▶ Document excerpt:
....................
Remembering James

This blog has been very quiet for the past month. I have been deeply affected by the loss of a close family friend, who chose to end his life at the age of 24.

I’ve known James all his life. He was a kind, funny, warm and intensely loyal person. He was also an autistic person. Around 1 in 100 people in the UK are autistic. Statistically, autistic adults are 9 times more likely to take their life than members of the general population. Autistic children are 28 times more likely to think about, or attempt suicide.

When I heard the news I tried write something that evening, simply as a way to try and process my thoughts, to put down how I felt, my initial reaction. I did come up with something – the verses are short, ragged, and of the moment. I’m not sure what to do with them, share them here, send them out or just stick them in a drawer. I do think I need to give the family the option to see them first, which is why I’m not posting them here. Yet.
....................
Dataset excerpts

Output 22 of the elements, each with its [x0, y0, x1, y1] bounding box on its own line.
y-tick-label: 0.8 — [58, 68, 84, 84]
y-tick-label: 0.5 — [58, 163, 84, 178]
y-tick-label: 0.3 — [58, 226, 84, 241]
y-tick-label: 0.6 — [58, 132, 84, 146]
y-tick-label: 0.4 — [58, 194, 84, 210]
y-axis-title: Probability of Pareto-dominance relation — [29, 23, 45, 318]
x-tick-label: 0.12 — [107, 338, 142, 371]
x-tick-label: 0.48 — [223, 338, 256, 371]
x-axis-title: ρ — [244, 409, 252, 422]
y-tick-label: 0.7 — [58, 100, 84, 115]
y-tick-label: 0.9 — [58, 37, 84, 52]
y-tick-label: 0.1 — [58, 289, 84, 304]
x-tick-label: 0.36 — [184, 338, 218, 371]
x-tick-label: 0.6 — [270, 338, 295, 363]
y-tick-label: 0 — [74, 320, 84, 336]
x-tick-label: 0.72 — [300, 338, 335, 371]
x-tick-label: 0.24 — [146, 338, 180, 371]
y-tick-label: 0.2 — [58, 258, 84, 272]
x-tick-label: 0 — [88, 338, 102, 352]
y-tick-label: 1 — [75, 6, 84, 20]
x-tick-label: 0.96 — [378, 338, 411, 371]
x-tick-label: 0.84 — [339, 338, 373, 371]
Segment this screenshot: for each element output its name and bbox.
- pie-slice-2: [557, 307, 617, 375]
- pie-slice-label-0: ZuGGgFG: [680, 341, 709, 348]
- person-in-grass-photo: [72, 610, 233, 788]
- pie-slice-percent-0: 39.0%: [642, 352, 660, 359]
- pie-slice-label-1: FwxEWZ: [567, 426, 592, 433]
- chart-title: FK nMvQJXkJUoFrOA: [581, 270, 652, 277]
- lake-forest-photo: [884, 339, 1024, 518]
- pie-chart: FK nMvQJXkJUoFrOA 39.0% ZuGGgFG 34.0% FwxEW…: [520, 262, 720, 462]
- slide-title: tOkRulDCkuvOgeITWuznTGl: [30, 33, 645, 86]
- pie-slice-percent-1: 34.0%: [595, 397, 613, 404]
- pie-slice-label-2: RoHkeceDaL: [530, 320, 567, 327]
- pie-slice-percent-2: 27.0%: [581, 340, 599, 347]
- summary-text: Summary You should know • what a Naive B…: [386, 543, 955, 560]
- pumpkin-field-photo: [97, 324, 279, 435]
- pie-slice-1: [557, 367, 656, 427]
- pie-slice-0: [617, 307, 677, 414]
....................
▶ Goal of the exercise:
State what share of people in the UK are autistic, according to the blog post remembering James.

▶ Answer section:
Around 1 in 100.